-- The records start --
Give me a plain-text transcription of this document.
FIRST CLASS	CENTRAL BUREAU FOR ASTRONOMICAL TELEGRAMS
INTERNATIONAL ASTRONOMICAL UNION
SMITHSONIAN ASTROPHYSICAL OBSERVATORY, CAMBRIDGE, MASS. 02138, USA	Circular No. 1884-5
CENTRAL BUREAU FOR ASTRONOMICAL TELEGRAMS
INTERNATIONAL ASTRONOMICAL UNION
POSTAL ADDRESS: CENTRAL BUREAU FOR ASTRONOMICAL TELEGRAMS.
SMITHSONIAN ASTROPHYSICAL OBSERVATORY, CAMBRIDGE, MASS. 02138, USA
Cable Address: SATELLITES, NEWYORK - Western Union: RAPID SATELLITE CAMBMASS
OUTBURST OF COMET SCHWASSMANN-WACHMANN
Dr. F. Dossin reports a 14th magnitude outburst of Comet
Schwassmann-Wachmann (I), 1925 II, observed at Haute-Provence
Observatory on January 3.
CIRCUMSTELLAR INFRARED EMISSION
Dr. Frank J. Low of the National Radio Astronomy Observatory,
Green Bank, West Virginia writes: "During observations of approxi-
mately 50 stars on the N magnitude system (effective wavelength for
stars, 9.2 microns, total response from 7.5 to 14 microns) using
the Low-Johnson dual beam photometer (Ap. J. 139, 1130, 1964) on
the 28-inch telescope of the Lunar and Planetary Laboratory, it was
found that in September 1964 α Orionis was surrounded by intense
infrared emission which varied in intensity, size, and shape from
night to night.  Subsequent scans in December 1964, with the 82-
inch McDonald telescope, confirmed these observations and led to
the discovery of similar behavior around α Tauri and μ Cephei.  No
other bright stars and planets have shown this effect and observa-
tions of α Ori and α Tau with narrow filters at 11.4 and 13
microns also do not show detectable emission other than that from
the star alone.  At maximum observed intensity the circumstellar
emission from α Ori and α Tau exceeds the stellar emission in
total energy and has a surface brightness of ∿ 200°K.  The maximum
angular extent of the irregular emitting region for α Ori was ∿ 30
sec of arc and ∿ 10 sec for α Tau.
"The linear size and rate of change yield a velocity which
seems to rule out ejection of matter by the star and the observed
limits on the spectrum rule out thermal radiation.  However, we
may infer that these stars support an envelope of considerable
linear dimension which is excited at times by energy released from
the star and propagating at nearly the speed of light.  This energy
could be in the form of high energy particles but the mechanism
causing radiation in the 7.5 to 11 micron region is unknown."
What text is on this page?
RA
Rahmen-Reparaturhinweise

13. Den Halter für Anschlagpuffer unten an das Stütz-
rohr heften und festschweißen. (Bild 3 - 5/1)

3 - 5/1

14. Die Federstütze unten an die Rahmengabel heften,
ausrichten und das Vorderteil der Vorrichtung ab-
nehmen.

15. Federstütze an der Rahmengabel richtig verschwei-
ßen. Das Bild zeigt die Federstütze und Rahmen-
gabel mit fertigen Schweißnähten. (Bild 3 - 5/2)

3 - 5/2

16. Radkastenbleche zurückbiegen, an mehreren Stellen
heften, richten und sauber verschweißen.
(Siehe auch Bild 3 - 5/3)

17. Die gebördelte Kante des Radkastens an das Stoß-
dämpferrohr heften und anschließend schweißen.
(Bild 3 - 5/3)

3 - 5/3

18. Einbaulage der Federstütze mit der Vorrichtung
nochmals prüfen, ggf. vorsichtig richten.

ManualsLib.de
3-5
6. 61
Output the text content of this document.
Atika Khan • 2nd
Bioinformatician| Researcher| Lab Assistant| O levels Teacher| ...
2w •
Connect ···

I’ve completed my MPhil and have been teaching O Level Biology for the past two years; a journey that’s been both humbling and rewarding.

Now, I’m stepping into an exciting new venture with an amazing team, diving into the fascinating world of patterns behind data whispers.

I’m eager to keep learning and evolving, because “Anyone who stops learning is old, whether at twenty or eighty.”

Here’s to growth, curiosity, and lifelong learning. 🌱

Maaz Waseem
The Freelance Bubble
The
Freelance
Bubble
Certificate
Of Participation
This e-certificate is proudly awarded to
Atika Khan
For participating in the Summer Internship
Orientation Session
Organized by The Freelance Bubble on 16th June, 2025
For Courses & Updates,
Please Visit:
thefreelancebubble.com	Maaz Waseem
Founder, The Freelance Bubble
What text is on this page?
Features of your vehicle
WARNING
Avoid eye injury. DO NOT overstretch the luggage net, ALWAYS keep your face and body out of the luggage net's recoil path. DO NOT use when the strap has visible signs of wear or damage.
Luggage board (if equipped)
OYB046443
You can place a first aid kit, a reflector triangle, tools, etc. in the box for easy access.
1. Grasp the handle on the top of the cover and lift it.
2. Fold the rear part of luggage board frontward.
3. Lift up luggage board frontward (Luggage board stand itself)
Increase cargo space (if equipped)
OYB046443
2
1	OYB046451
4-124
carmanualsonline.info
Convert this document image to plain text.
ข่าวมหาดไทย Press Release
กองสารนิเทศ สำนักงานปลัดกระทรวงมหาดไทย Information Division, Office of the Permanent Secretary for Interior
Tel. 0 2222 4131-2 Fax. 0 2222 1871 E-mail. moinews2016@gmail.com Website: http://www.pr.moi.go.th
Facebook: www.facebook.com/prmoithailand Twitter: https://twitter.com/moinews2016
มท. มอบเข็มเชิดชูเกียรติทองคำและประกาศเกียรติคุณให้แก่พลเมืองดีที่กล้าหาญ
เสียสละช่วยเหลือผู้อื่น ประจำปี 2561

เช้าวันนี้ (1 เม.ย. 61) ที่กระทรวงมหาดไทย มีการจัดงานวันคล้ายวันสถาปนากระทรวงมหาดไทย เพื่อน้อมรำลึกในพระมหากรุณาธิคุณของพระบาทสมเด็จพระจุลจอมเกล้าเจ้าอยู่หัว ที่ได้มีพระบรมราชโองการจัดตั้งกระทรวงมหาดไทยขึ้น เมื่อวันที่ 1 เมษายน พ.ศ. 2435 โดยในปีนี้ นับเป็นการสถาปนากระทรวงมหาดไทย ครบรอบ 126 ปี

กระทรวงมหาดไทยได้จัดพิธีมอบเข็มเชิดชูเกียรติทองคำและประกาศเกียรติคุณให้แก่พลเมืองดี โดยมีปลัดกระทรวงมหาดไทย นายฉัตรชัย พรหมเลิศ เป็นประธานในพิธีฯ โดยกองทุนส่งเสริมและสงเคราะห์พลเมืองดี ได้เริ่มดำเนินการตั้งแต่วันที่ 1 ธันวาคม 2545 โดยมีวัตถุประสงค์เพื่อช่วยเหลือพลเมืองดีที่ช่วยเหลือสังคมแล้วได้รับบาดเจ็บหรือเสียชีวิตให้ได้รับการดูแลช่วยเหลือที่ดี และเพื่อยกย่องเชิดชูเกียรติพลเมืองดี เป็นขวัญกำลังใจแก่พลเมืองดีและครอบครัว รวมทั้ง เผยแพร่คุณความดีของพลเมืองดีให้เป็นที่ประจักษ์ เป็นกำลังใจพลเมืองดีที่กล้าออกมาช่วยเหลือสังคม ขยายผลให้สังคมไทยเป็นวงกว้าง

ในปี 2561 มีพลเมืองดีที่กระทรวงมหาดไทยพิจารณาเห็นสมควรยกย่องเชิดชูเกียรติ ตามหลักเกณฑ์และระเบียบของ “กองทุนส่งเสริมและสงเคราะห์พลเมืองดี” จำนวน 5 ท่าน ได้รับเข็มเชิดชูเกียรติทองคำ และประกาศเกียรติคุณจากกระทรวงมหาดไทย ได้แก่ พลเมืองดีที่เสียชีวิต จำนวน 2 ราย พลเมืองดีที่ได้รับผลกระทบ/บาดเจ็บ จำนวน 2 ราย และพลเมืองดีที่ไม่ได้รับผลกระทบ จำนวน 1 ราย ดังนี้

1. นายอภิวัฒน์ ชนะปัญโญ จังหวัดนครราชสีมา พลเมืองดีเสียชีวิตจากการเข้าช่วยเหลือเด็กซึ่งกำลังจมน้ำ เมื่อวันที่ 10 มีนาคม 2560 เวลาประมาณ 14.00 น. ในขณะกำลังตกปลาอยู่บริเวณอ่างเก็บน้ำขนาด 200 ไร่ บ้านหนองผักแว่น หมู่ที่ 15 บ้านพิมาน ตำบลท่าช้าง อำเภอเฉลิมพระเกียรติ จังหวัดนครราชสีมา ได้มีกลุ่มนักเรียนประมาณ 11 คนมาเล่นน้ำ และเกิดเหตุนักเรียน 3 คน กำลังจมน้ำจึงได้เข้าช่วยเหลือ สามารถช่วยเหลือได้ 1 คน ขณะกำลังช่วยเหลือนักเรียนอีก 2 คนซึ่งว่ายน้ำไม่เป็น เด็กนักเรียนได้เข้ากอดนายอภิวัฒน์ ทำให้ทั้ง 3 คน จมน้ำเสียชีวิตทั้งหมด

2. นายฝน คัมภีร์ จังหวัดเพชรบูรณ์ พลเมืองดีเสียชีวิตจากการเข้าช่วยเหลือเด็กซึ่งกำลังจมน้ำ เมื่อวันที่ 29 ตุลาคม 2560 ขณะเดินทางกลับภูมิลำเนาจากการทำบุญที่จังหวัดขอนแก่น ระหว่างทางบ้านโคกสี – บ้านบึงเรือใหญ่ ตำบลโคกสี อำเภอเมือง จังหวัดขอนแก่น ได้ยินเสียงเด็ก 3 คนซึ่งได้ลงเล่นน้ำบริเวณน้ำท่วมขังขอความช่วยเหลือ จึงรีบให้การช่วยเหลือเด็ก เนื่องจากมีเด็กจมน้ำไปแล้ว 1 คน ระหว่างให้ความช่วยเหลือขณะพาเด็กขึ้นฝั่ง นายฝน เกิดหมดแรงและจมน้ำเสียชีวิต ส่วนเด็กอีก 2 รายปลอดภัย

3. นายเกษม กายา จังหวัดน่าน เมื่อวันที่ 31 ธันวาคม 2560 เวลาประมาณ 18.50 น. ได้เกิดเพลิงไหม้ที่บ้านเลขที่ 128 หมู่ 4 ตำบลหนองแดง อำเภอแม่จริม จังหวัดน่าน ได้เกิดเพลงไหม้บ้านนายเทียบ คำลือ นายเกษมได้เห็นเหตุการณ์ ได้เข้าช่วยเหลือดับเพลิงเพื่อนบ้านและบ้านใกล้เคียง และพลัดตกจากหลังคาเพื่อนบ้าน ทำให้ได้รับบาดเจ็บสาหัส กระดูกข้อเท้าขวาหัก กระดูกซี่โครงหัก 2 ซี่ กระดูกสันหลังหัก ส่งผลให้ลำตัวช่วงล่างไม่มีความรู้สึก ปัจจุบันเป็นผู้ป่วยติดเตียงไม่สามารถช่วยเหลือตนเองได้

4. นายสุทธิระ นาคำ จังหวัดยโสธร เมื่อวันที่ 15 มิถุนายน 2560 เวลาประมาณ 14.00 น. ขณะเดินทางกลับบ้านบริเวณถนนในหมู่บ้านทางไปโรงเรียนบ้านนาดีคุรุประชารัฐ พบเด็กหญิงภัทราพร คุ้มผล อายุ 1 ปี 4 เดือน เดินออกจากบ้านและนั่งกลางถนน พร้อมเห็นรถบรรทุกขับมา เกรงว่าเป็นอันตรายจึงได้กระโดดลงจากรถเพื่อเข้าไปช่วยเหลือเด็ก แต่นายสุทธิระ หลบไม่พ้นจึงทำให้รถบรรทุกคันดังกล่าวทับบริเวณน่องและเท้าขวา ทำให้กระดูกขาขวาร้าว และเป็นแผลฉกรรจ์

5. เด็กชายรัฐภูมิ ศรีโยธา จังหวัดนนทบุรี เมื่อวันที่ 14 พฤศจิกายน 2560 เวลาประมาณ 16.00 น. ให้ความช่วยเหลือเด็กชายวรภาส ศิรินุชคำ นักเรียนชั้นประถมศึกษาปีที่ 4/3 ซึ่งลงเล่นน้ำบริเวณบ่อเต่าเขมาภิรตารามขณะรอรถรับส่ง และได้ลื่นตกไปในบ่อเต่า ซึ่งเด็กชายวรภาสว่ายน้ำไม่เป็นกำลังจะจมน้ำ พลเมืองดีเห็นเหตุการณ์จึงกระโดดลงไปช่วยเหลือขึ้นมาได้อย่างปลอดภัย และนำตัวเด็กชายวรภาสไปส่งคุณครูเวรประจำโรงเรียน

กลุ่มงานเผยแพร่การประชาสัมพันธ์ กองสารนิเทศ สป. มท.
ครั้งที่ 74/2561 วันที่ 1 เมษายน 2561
-- The records end --
### Work to do
Tell how many lines of the records above hold the string "board". Give no other text.

### Solution to the exercise
3